EXERCISE INPUT:
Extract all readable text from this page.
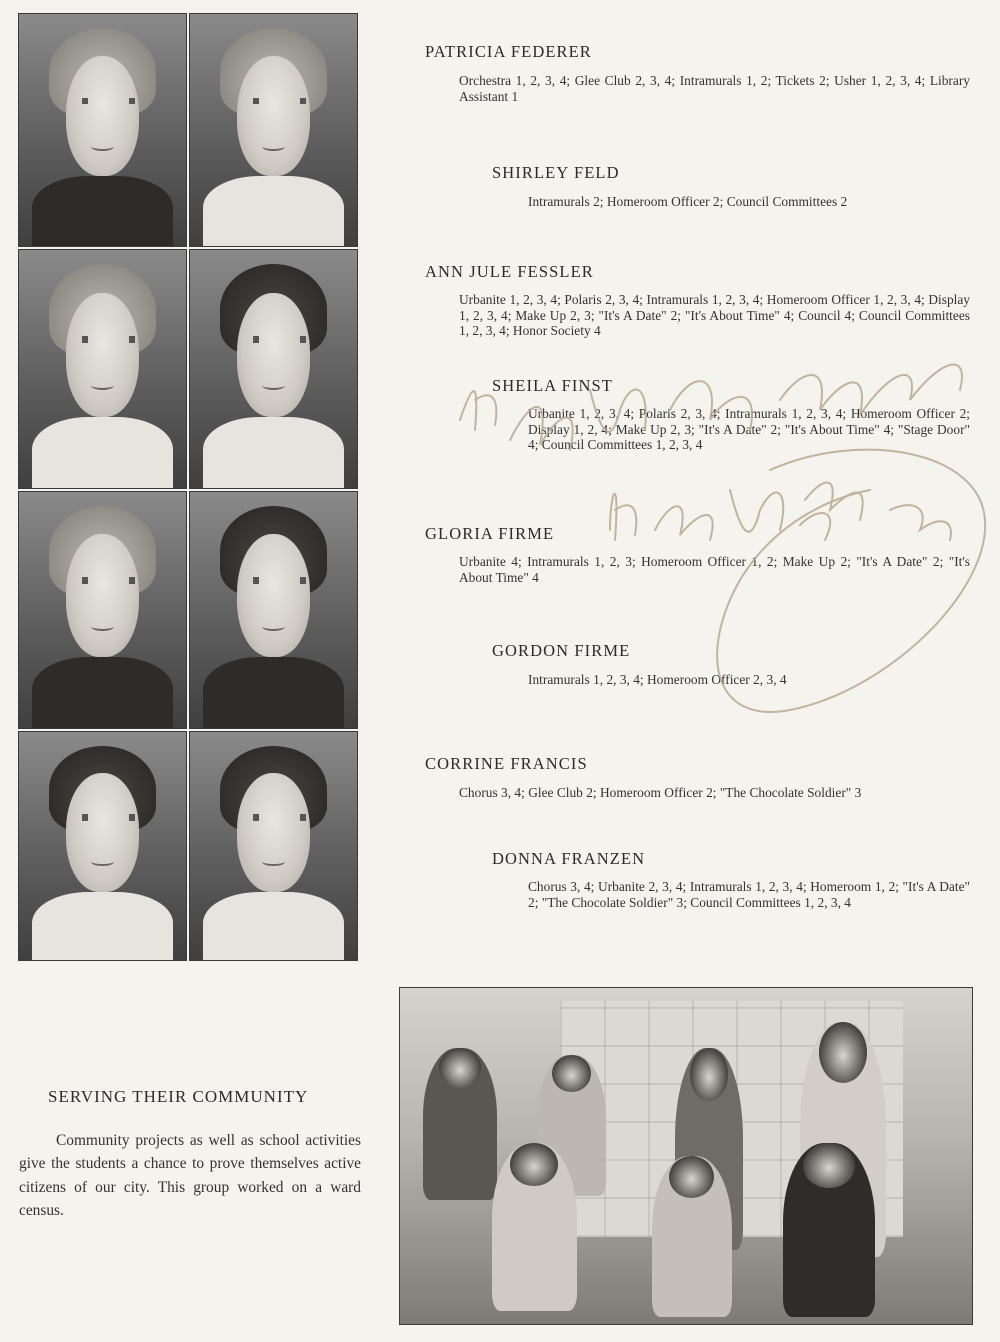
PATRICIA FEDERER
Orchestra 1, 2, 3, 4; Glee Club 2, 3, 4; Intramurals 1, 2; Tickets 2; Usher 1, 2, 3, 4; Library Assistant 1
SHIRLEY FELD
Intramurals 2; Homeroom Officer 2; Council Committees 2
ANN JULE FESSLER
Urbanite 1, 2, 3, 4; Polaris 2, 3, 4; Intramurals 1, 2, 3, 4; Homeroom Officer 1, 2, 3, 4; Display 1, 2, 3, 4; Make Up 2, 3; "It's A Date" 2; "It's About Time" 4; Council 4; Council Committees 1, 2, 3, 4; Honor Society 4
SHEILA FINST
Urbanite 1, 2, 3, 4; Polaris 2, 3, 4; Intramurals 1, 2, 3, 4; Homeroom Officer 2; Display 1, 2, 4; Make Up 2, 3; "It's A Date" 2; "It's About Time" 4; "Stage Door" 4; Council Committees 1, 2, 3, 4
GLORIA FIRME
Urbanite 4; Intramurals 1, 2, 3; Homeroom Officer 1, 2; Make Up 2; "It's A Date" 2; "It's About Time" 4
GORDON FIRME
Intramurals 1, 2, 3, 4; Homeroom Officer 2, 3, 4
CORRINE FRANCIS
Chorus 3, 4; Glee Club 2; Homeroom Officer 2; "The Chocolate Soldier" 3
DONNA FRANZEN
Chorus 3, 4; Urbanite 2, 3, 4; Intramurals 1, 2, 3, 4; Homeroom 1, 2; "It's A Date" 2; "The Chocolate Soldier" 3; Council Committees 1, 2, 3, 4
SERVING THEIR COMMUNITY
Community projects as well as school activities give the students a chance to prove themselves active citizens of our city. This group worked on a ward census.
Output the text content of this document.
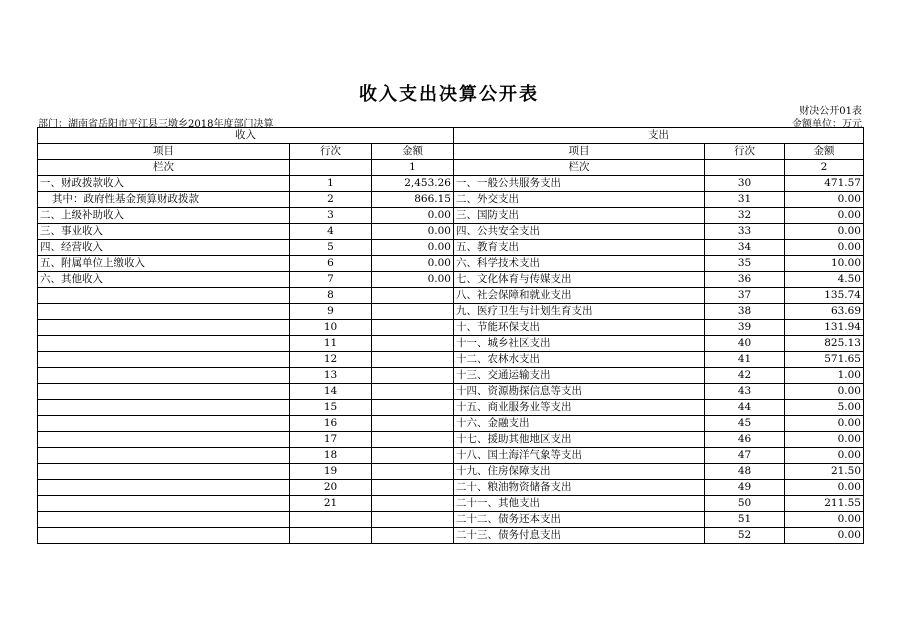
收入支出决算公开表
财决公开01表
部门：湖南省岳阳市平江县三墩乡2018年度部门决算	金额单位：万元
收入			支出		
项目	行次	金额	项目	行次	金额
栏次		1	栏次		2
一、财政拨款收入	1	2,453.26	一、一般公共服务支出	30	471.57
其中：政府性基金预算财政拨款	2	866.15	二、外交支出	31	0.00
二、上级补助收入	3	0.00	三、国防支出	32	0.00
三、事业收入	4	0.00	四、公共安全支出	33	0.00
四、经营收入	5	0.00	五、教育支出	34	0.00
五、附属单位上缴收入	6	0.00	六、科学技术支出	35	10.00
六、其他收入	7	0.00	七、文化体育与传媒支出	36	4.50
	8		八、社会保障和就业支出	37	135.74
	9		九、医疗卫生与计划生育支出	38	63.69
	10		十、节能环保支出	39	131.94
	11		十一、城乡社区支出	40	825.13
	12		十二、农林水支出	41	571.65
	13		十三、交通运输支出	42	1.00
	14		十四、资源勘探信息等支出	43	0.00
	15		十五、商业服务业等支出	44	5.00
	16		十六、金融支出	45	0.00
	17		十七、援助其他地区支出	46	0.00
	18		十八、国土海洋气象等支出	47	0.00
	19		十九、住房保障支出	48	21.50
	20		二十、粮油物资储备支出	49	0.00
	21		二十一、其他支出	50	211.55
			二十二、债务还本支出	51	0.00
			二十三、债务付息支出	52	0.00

==

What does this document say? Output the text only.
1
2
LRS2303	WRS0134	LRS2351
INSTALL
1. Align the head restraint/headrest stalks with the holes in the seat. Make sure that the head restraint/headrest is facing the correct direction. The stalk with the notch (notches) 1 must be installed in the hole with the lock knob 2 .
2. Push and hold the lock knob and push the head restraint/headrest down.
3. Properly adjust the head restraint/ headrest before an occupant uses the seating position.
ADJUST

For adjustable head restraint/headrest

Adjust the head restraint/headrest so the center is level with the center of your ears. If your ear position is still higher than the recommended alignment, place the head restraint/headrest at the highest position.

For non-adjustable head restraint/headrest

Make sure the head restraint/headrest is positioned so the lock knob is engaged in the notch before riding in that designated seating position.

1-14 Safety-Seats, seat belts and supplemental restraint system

CHALLENGE:
Going through the records above, state how many lines carry "Committees", with no other text.

FULL SOLUTION:
4